>> Begin THE RECORDS
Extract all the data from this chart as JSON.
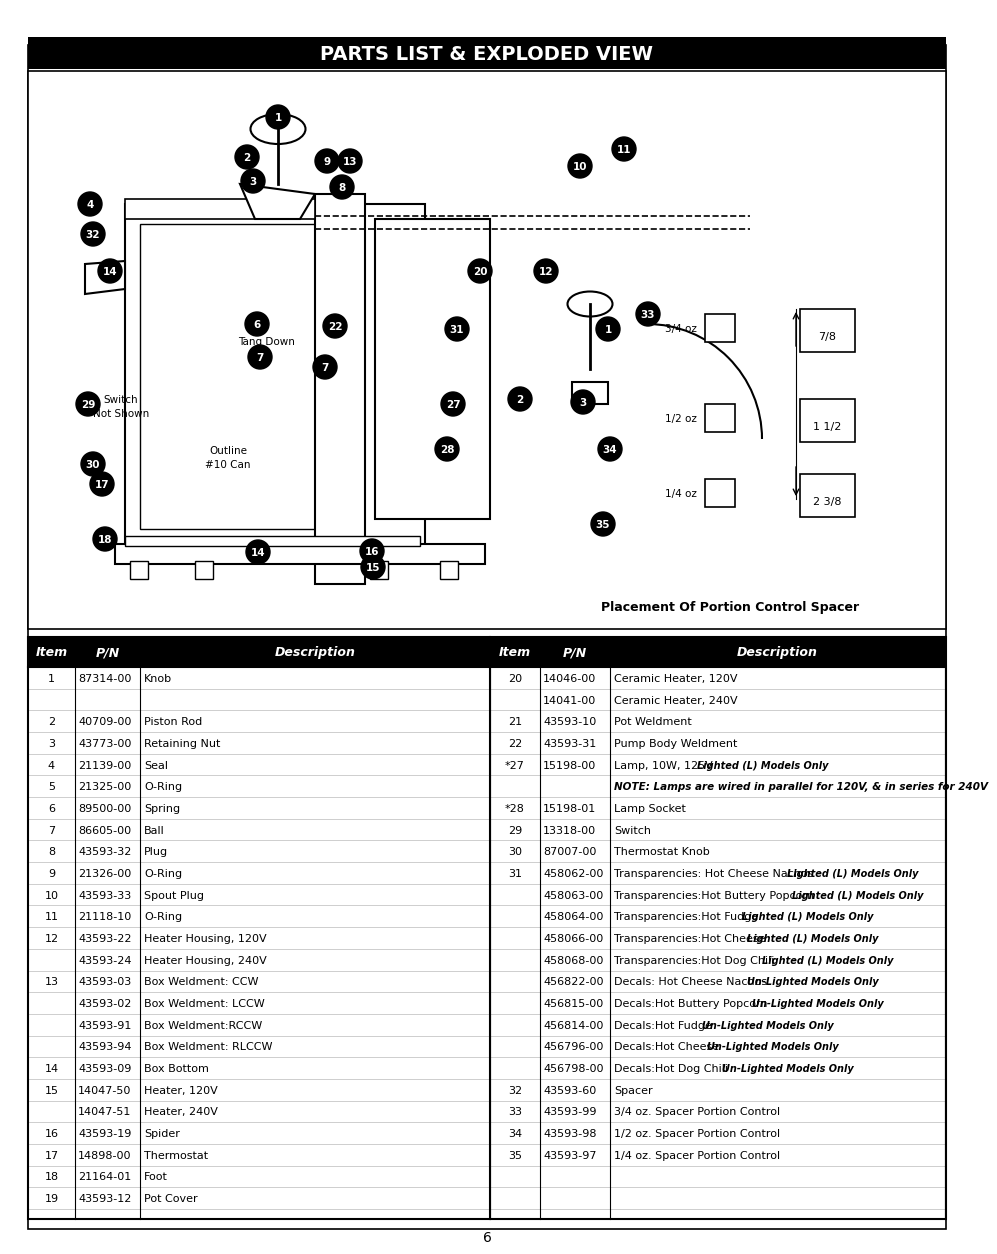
{
  "title": "PARTS LIST & EXPLODED VIEW",
  "page_number": "6",
  "bg_color": "#ffffff",
  "outer_bg": "#ffffff",
  "header_bg": "#000000",
  "header_fg": "#ffffff",
  "table_header_bg": "#000000",
  "table_header_fg": "#ffffff",
  "table_columns": [
    "Item",
    "P/N",
    "Description",
    "Item",
    "P/N",
    "Description"
  ],
  "diagram_caption": "Placement Of Portion Control Spacer",
  "rows": [
    [
      "1",
      "87314-00",
      "Knob",
      "20",
      "14046-00",
      "Ceramic Heater, 120V"
    ],
    [
      "",
      "",
      "",
      "",
      "14041-00",
      "Ceramic Heater, 240V"
    ],
    [
      "2",
      "40709-00",
      "Piston Rod",
      "21",
      "43593-10",
      "Pot Weldment"
    ],
    [
      "3",
      "43773-00",
      "Retaining Nut",
      "22",
      "43593-31",
      "Pump Body Weldment"
    ],
    [
      "4",
      "21139-00",
      "Seal",
      "*27",
      "15198-00",
      "Lamp, 10W, 125V|Lighted (L) Models Only"
    ],
    [
      "5",
      "21325-00",
      "O-Ring",
      "",
      "",
      "NOTE|: Lamps are wired in parallel for 120V, & in series for 240V"
    ],
    [
      "6",
      "89500-00",
      "Spring",
      "*28",
      "15198-01",
      "Lamp Socket"
    ],
    [
      "7",
      "86605-00",
      "Ball",
      "29",
      "13318-00",
      "Switch"
    ],
    [
      "8",
      "43593-32",
      "Plug",
      "30",
      "87007-00",
      "Thermostat Knob"
    ],
    [
      "9",
      "21326-00",
      "O-Ring",
      "31",
      "458062-00",
      "Transparencies: Hot Cheese Nachos|Lighted (L) Models Only"
    ],
    [
      "10",
      "43593-33",
      "Spout Plug",
      "",
      "458063-00",
      "Transparencies:Hot Buttery Popcorn|Lighted (L) Models Only"
    ],
    [
      "11",
      "21118-10",
      "O-Ring",
      "",
      "458064-00",
      "Transparencies:Hot Fudge|Lighted (L) Models Only"
    ],
    [
      "12",
      "43593-22",
      "Heater Housing, 120V",
      "",
      "458066-00",
      "Transparencies:Hot Cheese|Lighted (L) Models Only"
    ],
    [
      "",
      "43593-24",
      "Heater Housing, 240V",
      "",
      "458068-00",
      "Transparencies:Hot Dog Chili|Lighted (L) Models Only"
    ],
    [
      "13",
      "43593-03",
      "Box Weldment: CCW",
      "",
      "456822-00",
      "Decals: Hot Cheese Nachos|Un-Lighted Models Only"
    ],
    [
      "",
      "43593-02",
      "Box Weldment: LCCW",
      "",
      "456815-00",
      "Decals:Hot Buttery Popcorn|Un-Lighted Models Only"
    ],
    [
      "",
      "43593-91",
      "Box Weldment:RCCW",
      "",
      "456814-00",
      "Decals:Hot Fudge|Un-Lighted Models Only"
    ],
    [
      "",
      "43593-94",
      "Box Weldment: RLCCW",
      "",
      "456796-00",
      "Decals:Hot Cheese|Un-Lighted Models Only"
    ],
    [
      "14",
      "43593-09",
      "Box Bottom",
      "",
      "456798-00",
      "Decals:Hot Dog Chili|Un-Lighted Models Only"
    ],
    [
      "15",
      "14047-50",
      "Heater, 120V",
      "32",
      "43593-60",
      "Spacer"
    ],
    [
      "",
      "14047-51",
      "Heater, 240V",
      "33",
      "43593-99",
      "3/4 oz. Spacer Portion Control"
    ],
    [
      "16",
      "43593-19",
      "Spider",
      "34",
      "43593-98",
      "1/2 oz. Spacer Portion Control"
    ],
    [
      "17",
      "14898-00",
      "Thermostat",
      "35",
      "43593-97",
      "1/4 oz. Spacer Portion Control"
    ],
    [
      "18",
      "21164-01",
      "Foot",
      "",
      "",
      ""
    ],
    [
      "19",
      "43593-12",
      "Pot Cover",
      "",
      "",
      ""
    ]
  ]
}
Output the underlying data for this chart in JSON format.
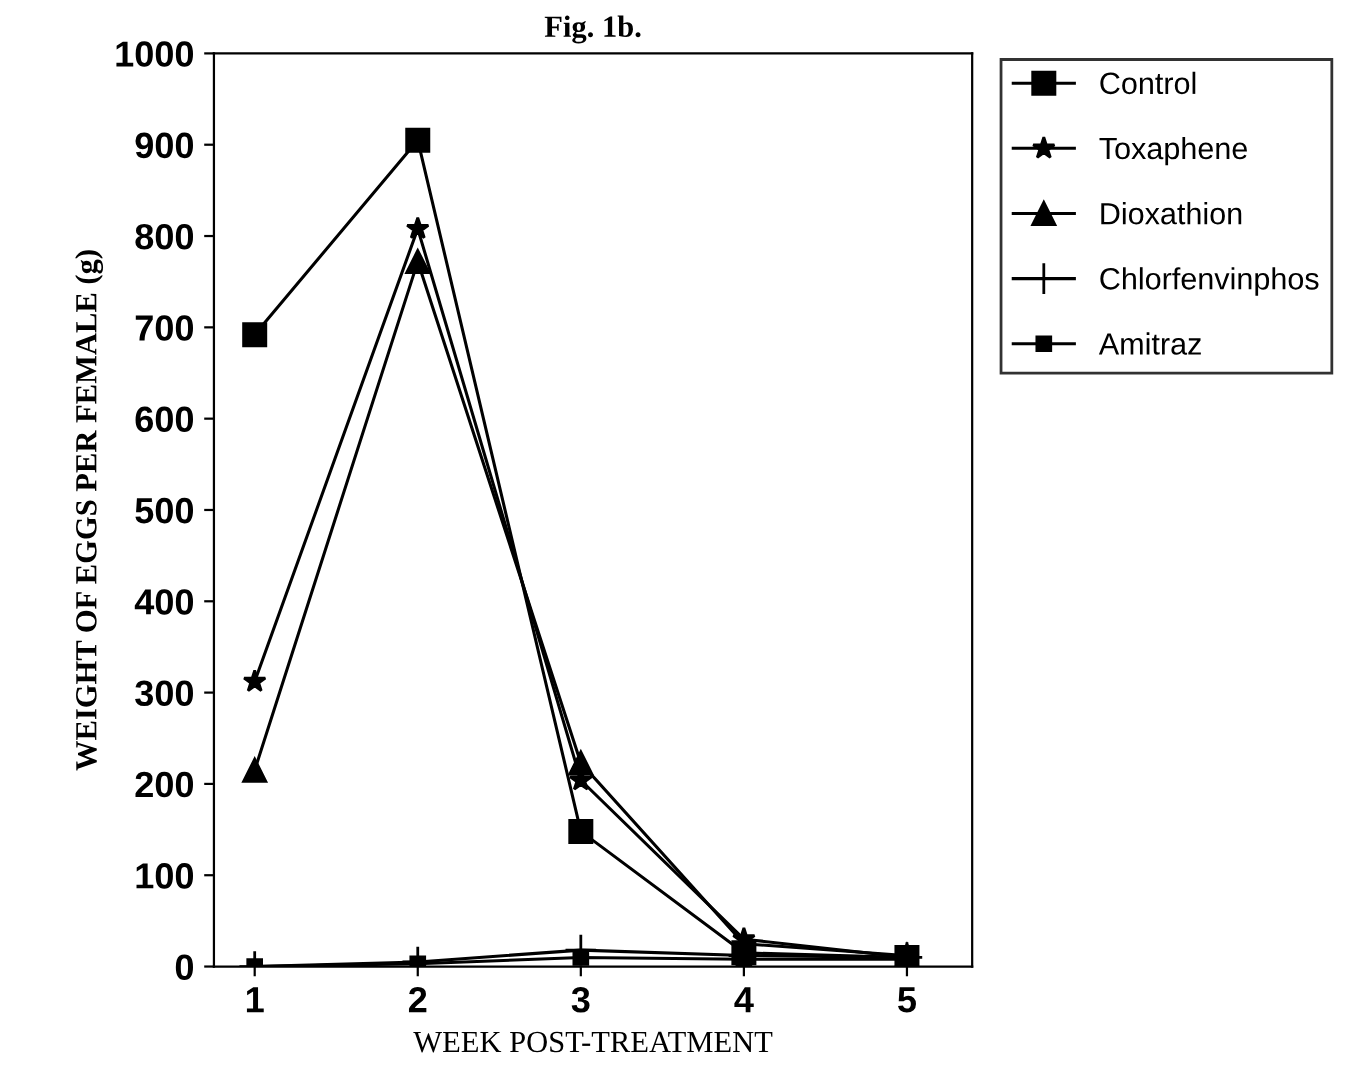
{
  "chart_data": {
    "type": "line",
    "title": "Fig. 1b.",
    "xlabel": "WEEK POST-TREATMENT",
    "ylabel": "WEIGHT OF EGGS PER FEMALE (g)",
    "x": [
      1,
      2,
      3,
      4,
      5
    ],
    "xlim": [
      0.75,
      5.4
    ],
    "xticks": [
      1,
      2,
      3,
      4,
      5
    ],
    "ylim": [
      0,
      1000
    ],
    "yticks": [
      0,
      100,
      200,
      300,
      400,
      500,
      600,
      700,
      800,
      900,
      1000
    ],
    "legend": "right",
    "grid": false,
    "line_style": "solid",
    "series": [
      {
        "name": "Control",
        "color": "#000000",
        "marker": "square",
        "values": [
          692,
          905,
          148,
          15,
          10
        ]
      },
      {
        "name": "Toxaphene",
        "color": "#000000",
        "marker": "star",
        "values": [
          312,
          808,
          204,
          30,
          10
        ]
      },
      {
        "name": "Dioxathion",
        "color": "#000000",
        "marker": "triangle",
        "values": [
          215,
          772,
          223,
          25,
          12
        ]
      },
      {
        "name": "Chlorfenvinphos",
        "color": "#000000",
        "marker": "cross",
        "values": [
          0,
          5,
          18,
          12,
          10
        ]
      },
      {
        "name": "Amitraz",
        "color": "#000000",
        "marker": "square",
        "values": [
          0,
          3,
          10,
          8,
          8
        ]
      }
    ]
  }
}
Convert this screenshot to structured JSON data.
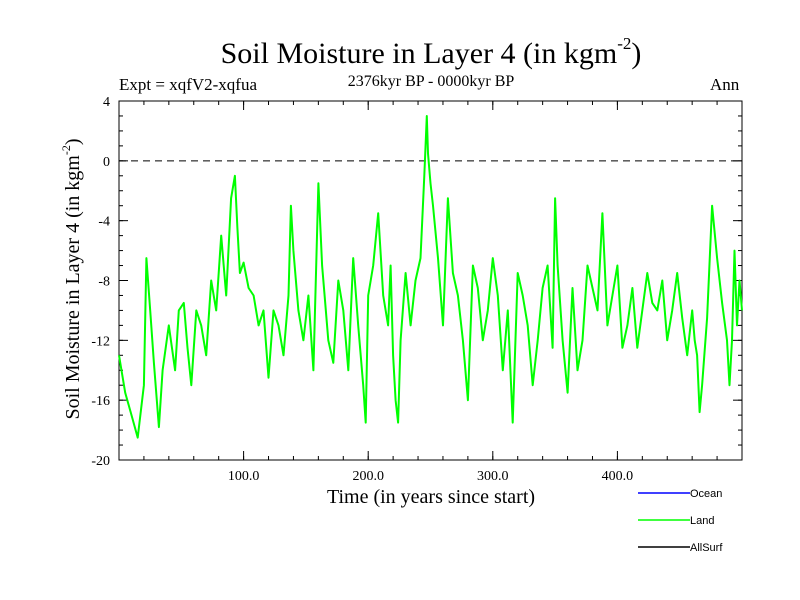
{
  "title": {
    "text": "Soil Moisture in Layer 4 (in kgm",
    "superscript": "-2",
    "close": ")"
  },
  "subtitle": {
    "experiment": "Expt = xqfV2-xqfua",
    "period": "2376kyr BP - 0000kyr BP",
    "season": "Ann"
  },
  "axes": {
    "xlabel": "Time (in years since start)",
    "ylabel": {
      "text": "Soil Moisture in Layer 4 (in kgm",
      "superscript": "-2",
      "close": ")"
    }
  },
  "colors": {
    "ocean": "#0000ff",
    "land": "#00ff00",
    "allsurf": "#000000",
    "zero_line": "#000000"
  },
  "chart_data": {
    "type": "line",
    "title": "Soil Moisture in Layer 4 (in kgm-2)",
    "xlabel": "Time (in years since start)",
    "ylabel": "Soil Moisture in Layer 4 (in kgm-2)",
    "xlim": [
      0,
      500
    ],
    "ylim": [
      -20,
      4
    ],
    "x_ticks": [
      100,
      200,
      300,
      400
    ],
    "x_tick_labels": [
      "100.0",
      "200.0",
      "300.0",
      "400.0"
    ],
    "y_ticks": [
      4,
      0,
      -4,
      -8,
      -12,
      -16,
      -20
    ],
    "y_tick_labels": [
      "4",
      "0",
      "-4",
      "-8",
      "-12",
      "-16",
      "-20"
    ],
    "reference_line": {
      "y": 0,
      "style": "dashed"
    },
    "legend": [
      "Ocean",
      "Land",
      "AllSurf"
    ],
    "series": [
      {
        "name": "Land",
        "color": "#00ff00",
        "x": [
          0,
          5,
          10,
          15,
          20,
          22,
          25,
          28,
          32,
          35,
          40,
          45,
          48,
          52,
          55,
          58,
          62,
          66,
          70,
          74,
          78,
          82,
          86,
          90,
          93,
          95,
          97,
          100,
          104,
          108,
          112,
          116,
          120,
          124,
          128,
          132,
          136,
          138,
          140,
          144,
          148,
          152,
          156,
          160,
          163,
          165,
          168,
          172,
          176,
          180,
          184,
          188,
          192,
          196,
          198,
          200,
          204,
          208,
          212,
          216,
          218,
          220,
          222,
          224,
          226,
          230,
          234,
          238,
          242,
          245,
          247,
          248,
          250,
          252,
          256,
          260,
          264,
          268,
          272,
          276,
          280,
          284,
          288,
          292,
          296,
          300,
          304,
          308,
          312,
          316,
          320,
          324,
          328,
          332,
          336,
          340,
          344,
          348,
          350,
          352,
          356,
          360,
          364,
          368,
          372,
          376,
          380,
          384,
          388,
          392,
          396,
          400,
          404,
          408,
          412,
          416,
          420,
          424,
          428,
          432,
          436,
          440,
          444,
          448,
          452,
          456,
          460,
          462,
          464,
          466,
          468,
          472,
          476,
          480,
          484,
          488,
          490,
          492,
          494,
          496,
          498,
          500
        ],
        "values": [
          -13,
          -15.5,
          -17,
          -18.5,
          -15,
          -6.5,
          -10,
          -13.5,
          -17.8,
          -14,
          -11,
          -14,
          -10,
          -9.5,
          -12.5,
          -15,
          -10,
          -11,
          -13,
          -8,
          -10,
          -5,
          -9,
          -2.5,
          -1,
          -4.5,
          -7.5,
          -6.8,
          -8.5,
          -9,
          -11,
          -10,
          -14.5,
          -10,
          -11,
          -13,
          -9,
          -3,
          -6,
          -10,
          -12,
          -9,
          -14,
          -1.5,
          -7,
          -9,
          -12,
          -13.5,
          -8,
          -10,
          -14,
          -6.5,
          -11,
          -15,
          -17.5,
          -9,
          -7,
          -3.5,
          -9,
          -11,
          -7,
          -13,
          -16,
          -17.5,
          -12,
          -7.5,
          -11,
          -8,
          -6.5,
          -1,
          3,
          0.5,
          -1.5,
          -3,
          -6.5,
          -11,
          -2.5,
          -7.5,
          -9,
          -12,
          -16,
          -7,
          -8.5,
          -12,
          -10,
          -6.5,
          -9,
          -14,
          -10,
          -17.5,
          -7.5,
          -9,
          -11,
          -15,
          -12,
          -8.5,
          -7,
          -12.5,
          -2.5,
          -7,
          -12,
          -15.5,
          -8.5,
          -14,
          -12,
          -7,
          -8.5,
          -10,
          -3.5,
          -11,
          -9,
          -7,
          -12.5,
          -11,
          -8.5,
          -12.5,
          -10,
          -7.5,
          -9.5,
          -10,
          -8,
          -12,
          -10,
          -7.5,
          -10.5,
          -13,
          -10,
          -12,
          -13,
          -16.8,
          -15,
          -10.5,
          -3,
          -6.5,
          -9.5,
          -12,
          -15,
          -12,
          -6,
          -11,
          -8,
          -10
        ]
      }
    ]
  }
}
>> End THE RECORDS
* _DIRECTIONS_
Using the listing above, list every line in which the string "name" occurs.

* _RESPONSE_
        "name": "Control",
        "name": "Toxaphene",
        "name": "Dioxathion",
        "name": "Chlorfenvinphos",
        "name": "Amitraz",
        "name": "Land",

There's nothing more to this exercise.